begin EXCERPT
The women Dickens sought to help were referred to as “fallen women.” Fallen implied a pre-marital sexual experience which was seen as a precursor to prostitution. The ideal woman was supposed to be passive in every way, including sexually; however, men’s sexual appetites were simply viewed as evidence of their different natures. If the wife is passive but the husband needs aggression, the logical end result is that he seeks that alternate experience with a deviant woman – a prostitute (Rogers).
In 1857, there were 8,600 prostitutes known to police, but the actual number may have been close to ten times that many. Prostitution, along with drug and alcohol abuse, was viewed as a threat to society and the moral fiber of its members. Its causes were often grouped into one of three categories – falleness due to seduction, falleness due to immorality, or falleness due to poverty (Rogers). Dickens discusses the possible reasons for falleness in his novels through characters that may have been based on the women he met and worked with from Urania Cottage.
The sudden and somewhat extreme reaction to the existence of prostitution may be rooted in the changing and reevaluation of gender roles for middle-class Victorians (Rogers). Prostitution is often referred to as the “oldest profession.” That suggests it has always been a social evil, but the Victorians took their condemnation of it to new levels. Many of the women involved were there through no fault of their own, but once “fallen,” they would not have been welcomed back to their homes – regardless of the reason they fell. True, some chose the profession, but some were kidnapped, and some worked out of poverty.
Urania Cottage was founded with the idea of helping women who wanted to be helped. Dickens was very realistic when it came to the women of Urania Cottage. There were relapses, desertions, and even fits of madness to be handled (Fiske). He knew some of these women would take the help, be grateful, and make lives for themselves; however he also understood that some women would not be helped.
end EXCERPT
> WHAT TO DO
Answer these questions about the passage on Dickens and "fallen women":
1. How many prostitutes were known to police in 1857?
2. Into what three categories were the causes of "falleness" often grouped?
3. What problems at Urania Cottage does the passage say had to be handled?
The material that comes next is taken from a separate source.
begin RECORDS PROVIDED
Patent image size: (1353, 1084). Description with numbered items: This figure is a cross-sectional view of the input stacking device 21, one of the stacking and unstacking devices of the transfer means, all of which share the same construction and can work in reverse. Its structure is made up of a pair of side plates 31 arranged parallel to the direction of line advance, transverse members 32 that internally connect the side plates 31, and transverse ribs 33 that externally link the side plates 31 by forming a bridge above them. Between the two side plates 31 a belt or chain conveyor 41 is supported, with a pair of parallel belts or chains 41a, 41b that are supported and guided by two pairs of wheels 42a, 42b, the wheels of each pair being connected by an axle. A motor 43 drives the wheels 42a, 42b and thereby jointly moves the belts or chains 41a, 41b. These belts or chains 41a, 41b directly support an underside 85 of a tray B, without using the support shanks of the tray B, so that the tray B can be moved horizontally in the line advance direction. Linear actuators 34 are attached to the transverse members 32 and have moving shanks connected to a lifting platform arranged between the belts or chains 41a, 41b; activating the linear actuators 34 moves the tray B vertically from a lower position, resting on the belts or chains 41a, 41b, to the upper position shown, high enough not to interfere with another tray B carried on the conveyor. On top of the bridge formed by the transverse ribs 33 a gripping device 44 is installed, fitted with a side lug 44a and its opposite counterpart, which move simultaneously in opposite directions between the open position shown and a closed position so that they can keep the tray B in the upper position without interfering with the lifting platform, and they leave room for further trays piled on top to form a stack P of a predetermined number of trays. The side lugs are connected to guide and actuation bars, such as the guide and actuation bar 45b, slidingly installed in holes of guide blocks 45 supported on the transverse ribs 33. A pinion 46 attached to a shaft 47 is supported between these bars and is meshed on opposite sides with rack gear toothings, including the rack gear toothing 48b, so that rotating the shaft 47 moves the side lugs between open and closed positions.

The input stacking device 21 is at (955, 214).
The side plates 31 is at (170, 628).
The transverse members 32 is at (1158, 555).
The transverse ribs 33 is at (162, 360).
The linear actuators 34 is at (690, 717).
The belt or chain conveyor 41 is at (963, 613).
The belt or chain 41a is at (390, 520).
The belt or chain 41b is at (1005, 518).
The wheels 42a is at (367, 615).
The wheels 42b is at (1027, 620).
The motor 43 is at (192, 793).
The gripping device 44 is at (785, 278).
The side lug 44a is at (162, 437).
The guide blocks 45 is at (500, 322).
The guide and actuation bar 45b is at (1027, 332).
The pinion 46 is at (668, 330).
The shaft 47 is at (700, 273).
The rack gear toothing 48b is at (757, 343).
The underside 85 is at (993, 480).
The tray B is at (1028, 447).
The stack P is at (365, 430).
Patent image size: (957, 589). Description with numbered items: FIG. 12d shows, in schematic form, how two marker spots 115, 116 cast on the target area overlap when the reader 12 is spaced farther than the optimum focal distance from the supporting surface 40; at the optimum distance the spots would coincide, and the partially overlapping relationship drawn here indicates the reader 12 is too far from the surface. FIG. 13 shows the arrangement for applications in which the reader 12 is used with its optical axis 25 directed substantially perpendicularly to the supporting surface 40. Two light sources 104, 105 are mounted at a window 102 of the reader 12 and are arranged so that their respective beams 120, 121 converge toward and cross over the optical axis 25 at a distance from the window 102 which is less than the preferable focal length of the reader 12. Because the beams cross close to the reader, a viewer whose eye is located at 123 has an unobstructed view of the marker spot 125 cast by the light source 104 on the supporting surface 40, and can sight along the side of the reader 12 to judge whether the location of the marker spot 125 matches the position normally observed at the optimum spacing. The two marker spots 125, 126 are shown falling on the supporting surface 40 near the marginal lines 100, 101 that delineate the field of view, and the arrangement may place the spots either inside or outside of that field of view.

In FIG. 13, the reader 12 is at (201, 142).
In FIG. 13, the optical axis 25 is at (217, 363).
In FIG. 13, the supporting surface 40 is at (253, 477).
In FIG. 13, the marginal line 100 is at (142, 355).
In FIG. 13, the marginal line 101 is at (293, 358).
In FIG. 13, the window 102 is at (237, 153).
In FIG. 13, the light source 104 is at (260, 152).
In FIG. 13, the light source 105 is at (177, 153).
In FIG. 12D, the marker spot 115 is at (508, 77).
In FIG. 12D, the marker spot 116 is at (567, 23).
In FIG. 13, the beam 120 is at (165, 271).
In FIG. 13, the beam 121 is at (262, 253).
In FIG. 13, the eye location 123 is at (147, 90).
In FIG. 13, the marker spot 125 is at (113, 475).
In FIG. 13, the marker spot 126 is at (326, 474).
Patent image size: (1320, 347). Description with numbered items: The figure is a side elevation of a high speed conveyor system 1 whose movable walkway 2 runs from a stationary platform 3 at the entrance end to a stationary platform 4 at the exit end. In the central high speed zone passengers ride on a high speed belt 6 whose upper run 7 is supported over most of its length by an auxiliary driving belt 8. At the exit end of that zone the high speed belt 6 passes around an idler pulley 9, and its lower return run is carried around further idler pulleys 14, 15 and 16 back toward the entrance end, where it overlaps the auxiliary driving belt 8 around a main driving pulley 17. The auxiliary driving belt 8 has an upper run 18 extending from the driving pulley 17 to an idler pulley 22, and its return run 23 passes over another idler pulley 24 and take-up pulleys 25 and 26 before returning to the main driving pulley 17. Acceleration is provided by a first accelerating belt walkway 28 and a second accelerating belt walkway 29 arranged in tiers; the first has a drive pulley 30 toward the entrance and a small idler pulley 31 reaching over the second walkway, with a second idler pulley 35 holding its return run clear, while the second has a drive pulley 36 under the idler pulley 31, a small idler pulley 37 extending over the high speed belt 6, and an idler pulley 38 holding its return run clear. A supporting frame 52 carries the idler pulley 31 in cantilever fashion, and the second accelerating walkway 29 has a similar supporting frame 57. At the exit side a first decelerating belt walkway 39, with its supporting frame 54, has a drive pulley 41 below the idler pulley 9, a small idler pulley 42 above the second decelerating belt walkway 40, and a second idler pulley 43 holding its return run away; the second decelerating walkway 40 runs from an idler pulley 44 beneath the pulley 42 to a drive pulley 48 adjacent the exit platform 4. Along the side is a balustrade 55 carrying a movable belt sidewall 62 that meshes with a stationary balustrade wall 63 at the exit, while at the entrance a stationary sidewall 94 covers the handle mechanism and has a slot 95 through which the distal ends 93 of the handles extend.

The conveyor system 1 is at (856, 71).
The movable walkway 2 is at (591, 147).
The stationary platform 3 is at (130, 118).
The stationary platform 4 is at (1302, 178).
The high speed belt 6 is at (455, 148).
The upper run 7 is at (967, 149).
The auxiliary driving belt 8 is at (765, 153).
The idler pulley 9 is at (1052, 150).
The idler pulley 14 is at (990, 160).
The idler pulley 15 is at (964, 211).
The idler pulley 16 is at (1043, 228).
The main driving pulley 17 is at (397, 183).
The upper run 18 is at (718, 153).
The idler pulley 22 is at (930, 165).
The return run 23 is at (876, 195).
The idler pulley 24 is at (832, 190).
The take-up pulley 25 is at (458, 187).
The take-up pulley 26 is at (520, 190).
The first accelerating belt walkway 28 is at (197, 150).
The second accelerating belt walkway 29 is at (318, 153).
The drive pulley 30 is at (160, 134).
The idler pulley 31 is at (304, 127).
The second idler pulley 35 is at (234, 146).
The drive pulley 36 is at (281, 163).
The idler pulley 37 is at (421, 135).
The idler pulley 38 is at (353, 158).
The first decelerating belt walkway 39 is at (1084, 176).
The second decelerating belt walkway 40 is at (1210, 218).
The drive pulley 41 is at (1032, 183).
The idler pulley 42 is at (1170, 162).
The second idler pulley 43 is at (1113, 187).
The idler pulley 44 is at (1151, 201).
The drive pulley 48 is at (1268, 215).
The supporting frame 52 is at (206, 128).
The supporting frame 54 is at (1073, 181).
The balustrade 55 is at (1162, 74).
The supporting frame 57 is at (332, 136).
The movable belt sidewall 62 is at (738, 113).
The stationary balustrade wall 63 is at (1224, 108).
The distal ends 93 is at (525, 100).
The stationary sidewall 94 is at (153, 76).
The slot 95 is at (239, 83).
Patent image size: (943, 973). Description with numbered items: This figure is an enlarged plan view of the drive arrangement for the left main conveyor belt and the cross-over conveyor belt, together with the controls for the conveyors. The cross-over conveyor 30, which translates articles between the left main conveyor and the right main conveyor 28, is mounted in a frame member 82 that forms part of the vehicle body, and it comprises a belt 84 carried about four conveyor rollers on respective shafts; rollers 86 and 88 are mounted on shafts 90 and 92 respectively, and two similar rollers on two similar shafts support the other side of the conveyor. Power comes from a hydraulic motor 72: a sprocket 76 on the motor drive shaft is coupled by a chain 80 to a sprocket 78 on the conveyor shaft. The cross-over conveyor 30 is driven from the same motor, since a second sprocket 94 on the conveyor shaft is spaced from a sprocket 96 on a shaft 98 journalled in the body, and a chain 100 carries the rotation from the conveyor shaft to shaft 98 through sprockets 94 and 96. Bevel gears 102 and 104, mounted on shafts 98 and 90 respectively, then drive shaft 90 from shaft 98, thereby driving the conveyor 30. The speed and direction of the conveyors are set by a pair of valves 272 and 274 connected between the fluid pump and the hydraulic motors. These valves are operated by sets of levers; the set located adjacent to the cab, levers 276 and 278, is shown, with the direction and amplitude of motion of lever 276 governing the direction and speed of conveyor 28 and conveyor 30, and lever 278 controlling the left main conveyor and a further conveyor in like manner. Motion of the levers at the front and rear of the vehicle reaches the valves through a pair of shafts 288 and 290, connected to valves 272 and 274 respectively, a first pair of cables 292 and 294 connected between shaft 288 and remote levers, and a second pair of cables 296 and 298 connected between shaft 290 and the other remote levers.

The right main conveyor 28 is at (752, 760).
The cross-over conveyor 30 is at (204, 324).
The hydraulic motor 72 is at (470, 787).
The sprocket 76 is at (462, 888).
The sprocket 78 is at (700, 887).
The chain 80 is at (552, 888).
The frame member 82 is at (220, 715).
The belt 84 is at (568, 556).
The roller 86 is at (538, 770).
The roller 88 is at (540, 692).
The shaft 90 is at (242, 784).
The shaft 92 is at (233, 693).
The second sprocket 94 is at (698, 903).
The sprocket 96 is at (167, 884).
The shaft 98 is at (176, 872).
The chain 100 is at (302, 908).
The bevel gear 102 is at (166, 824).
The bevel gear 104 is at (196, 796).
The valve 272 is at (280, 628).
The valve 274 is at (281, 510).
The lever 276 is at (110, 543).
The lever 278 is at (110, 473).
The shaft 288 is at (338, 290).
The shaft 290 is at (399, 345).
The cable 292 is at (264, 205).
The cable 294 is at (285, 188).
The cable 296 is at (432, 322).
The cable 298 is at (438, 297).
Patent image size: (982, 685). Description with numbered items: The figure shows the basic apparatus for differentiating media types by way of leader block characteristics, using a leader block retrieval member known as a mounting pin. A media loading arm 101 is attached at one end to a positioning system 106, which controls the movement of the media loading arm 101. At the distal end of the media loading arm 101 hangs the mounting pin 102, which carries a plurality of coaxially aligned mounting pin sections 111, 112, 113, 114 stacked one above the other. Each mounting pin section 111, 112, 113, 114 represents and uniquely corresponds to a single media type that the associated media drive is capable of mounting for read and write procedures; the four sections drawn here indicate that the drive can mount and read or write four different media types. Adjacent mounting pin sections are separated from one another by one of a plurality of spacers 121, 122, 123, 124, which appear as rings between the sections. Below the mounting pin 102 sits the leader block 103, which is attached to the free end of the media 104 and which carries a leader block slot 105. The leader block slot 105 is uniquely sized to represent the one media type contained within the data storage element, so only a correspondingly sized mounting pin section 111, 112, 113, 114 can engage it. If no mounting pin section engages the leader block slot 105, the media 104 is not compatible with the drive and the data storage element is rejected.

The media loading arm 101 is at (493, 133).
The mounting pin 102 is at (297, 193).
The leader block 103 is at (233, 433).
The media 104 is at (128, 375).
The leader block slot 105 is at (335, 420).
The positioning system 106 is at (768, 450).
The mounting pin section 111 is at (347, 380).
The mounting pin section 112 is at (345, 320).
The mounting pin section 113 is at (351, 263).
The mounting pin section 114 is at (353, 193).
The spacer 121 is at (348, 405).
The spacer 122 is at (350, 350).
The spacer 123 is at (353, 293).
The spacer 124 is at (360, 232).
end RECORDS PROVIDED
> COMPLETE ANSWER
1. 8,600.
2. Seduction, immorality, and poverty.
3. Relapses, desertions, and fits of madness.